- _Direction_
Return every record below exactly as written, but leave out the pictures.
** Begin Record set **
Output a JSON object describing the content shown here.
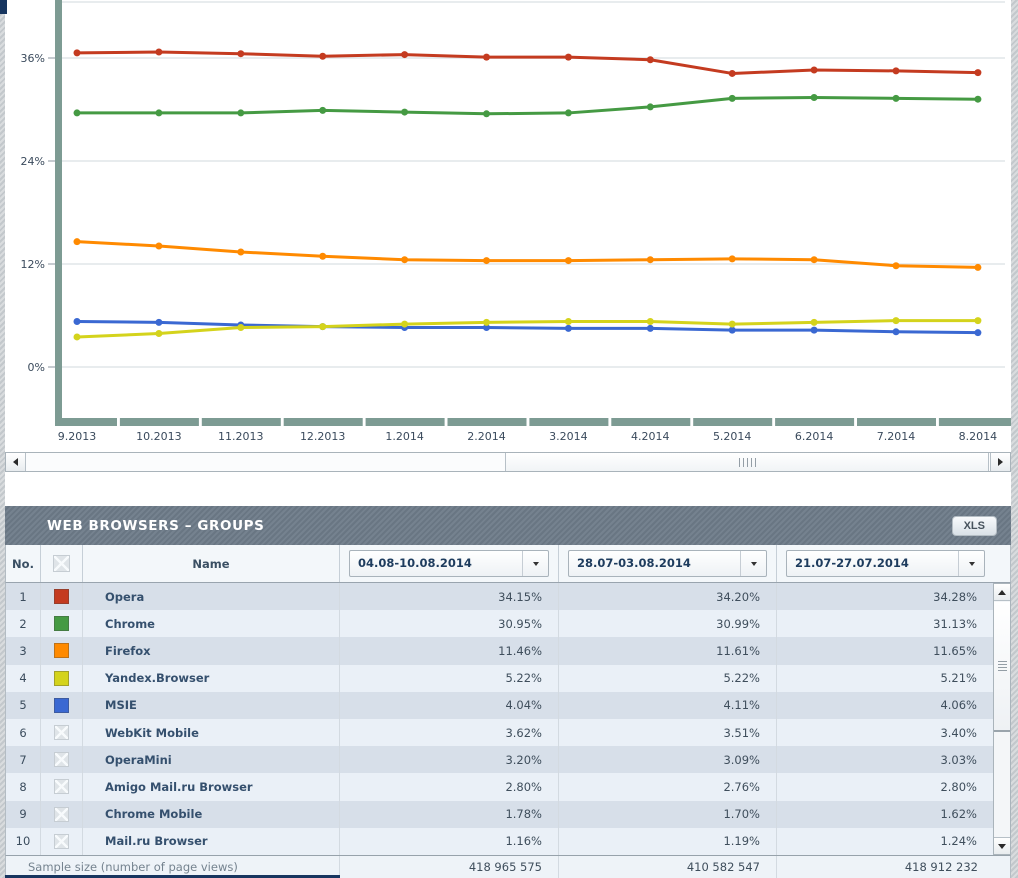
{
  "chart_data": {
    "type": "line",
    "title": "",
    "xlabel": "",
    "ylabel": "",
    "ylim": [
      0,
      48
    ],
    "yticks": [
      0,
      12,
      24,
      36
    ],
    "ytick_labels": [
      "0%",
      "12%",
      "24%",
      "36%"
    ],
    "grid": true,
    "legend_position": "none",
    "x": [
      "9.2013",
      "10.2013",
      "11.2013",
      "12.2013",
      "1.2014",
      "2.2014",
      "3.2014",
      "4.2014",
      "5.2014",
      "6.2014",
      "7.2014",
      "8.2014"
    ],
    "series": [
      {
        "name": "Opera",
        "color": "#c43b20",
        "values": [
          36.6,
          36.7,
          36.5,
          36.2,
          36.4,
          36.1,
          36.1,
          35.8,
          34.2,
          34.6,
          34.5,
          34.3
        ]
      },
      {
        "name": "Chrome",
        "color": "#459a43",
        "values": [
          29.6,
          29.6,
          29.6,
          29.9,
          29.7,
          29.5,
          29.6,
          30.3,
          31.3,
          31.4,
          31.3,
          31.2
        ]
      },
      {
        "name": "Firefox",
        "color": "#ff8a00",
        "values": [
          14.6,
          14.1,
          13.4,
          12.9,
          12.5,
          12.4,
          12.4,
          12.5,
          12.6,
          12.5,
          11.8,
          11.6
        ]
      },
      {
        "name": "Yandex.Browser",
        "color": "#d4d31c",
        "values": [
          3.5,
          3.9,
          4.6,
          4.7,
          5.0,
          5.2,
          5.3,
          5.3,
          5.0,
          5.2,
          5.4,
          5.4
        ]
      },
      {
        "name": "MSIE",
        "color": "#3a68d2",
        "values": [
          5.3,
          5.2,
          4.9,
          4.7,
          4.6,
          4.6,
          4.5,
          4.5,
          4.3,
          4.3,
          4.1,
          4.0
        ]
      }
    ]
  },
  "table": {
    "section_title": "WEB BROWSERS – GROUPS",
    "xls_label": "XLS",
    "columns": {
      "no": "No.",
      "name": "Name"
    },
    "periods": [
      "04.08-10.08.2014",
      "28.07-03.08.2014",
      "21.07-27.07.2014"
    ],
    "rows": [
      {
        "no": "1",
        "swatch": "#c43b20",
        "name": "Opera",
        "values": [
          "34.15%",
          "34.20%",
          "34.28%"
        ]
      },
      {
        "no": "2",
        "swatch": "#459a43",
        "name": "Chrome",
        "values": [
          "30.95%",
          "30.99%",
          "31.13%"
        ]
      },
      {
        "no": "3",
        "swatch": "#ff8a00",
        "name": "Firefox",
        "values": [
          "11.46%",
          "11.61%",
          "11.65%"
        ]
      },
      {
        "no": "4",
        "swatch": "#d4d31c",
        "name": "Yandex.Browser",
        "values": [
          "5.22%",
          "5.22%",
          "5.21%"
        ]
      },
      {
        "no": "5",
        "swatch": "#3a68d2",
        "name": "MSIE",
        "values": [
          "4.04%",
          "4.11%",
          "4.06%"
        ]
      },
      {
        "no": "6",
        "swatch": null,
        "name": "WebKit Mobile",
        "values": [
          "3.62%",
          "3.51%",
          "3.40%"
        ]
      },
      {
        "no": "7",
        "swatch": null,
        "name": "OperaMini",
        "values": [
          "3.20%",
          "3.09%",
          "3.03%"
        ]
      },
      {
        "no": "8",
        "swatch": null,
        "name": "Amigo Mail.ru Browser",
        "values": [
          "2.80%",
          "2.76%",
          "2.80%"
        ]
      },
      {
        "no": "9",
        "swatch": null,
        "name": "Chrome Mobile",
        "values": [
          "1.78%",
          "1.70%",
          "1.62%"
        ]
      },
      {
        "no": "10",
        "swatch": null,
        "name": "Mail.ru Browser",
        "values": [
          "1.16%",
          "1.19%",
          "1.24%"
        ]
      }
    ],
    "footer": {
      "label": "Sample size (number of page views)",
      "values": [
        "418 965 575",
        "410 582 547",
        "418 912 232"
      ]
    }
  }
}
** End Record set **
- _Solution for this exercise_
Output a JSON object describing the content shown here.
{
  "chart_data": {
    "type": "line",
    "title": "",
    "xlabel": "",
    "ylabel": "",
    "ylim": [
      0,
      48
    ],
    "yticks": [
      0,
      12,
      24,
      36
    ],
    "ytick_labels": [
      "0%",
      "12%",
      "24%",
      "36%"
    ],
    "grid": true,
    "legend_position": "none",
    "x": [
      "9.2013",
      "10.2013",
      "11.2013",
      "12.2013",
      "1.2014",
      "2.2014",
      "3.2014",
      "4.2014",
      "5.2014",
      "6.2014",
      "7.2014",
      "8.2014"
    ],
    "series": [
      {
        "name": "Opera",
        "color": "#c43b20",
        "values": [
          36.6,
          36.7,
          36.5,
          36.2,
          36.4,
          36.1,
          36.1,
          35.8,
          34.2,
          34.6,
          34.5,
          34.3
        ]
      },
      {
        "name": "Chrome",
        "color": "#459a43",
        "values": [
          29.6,
          29.6,
          29.6,
          29.9,
          29.7,
          29.5,
          29.6,
          30.3,
          31.3,
          31.4,
          31.3,
          31.2
        ]
      },
      {
        "name": "Firefox",
        "color": "#ff8a00",
        "values": [
          14.6,
          14.1,
          13.4,
          12.9,
          12.5,
          12.4,
          12.4,
          12.5,
          12.6,
          12.5,
          11.8,
          11.6
        ]
      },
      {
        "name": "Yandex.Browser",
        "color": "#d4d31c",
        "values": [
          3.5,
          3.9,
          4.6,
          4.7,
          5.0,
          5.2,
          5.3,
          5.3,
          5.0,
          5.2,
          5.4,
          5.4
        ]
      },
      {
        "name": "MSIE",
        "color": "#3a68d2",
        "values": [
          5.3,
          5.2,
          4.9,
          4.7,
          4.6,
          4.6,
          4.5,
          4.5,
          4.3,
          4.3,
          4.1,
          4.0
        ]
      }
    ]
  },
  "table": {
    "section_title": "WEB BROWSERS – GROUPS",
    "xls_label": "XLS",
    "columns": {
      "no": "No.",
      "name": "Name"
    },
    "periods": [
      "04.08-10.08.2014",
      "28.07-03.08.2014",
      "21.07-27.07.2014"
    ],
    "rows": [
      {
        "no": "1",
        "swatch": "#c43b20",
        "name": "Opera",
        "values": [
          "34.15%",
          "34.20%",
          "34.28%"
        ]
      },
      {
        "no": "2",
        "swatch": "#459a43",
        "name": "Chrome",
        "values": [
          "30.95%",
          "30.99%",
          "31.13%"
        ]
      },
      {
        "no": "3",
        "swatch": "#ff8a00",
        "name": "Firefox",
        "values": [
          "11.46%",
          "11.61%",
          "11.65%"
        ]
      },
      {
        "no": "4",
        "swatch": "#d4d31c",
        "name": "Yandex.Browser",
        "values": [
          "5.22%",
          "5.22%",
          "5.21%"
        ]
      },
      {
        "no": "5",
        "swatch": "#3a68d2",
        "name": "MSIE",
        "values": [
          "4.04%",
          "4.11%",
          "4.06%"
        ]
      },
      {
        "no": "6",
        "swatch": null,
        "name": "WebKit Mobile",
        "values": [
          "3.62%",
          "3.51%",
          "3.40%"
        ]
      },
      {
        "no": "7",
        "swatch": null,
        "name": "OperaMini",
        "values": [
          "3.20%",
          "3.09%",
          "3.03%"
        ]
      },
      {
        "no": "8",
        "swatch": null,
        "name": "Amigo Mail.ru Browser",
        "values": [
          "2.80%",
          "2.76%",
          "2.80%"
        ]
      },
      {
        "no": "9",
        "swatch": null,
        "name": "Chrome Mobile",
        "values": [
          "1.78%",
          "1.70%",
          "1.62%"
        ]
      },
      {
        "no": "10",
        "swatch": null,
        "name": "Mail.ru Browser",
        "values": [
          "1.16%",
          "1.19%",
          "1.24%"
        ]
      }
    ],
    "footer": {
      "label": "Sample size (number of page views)",
      "values": [
        "418 965 575",
        "410 582 547",
        "418 912 232"
      ]
    }
  }
}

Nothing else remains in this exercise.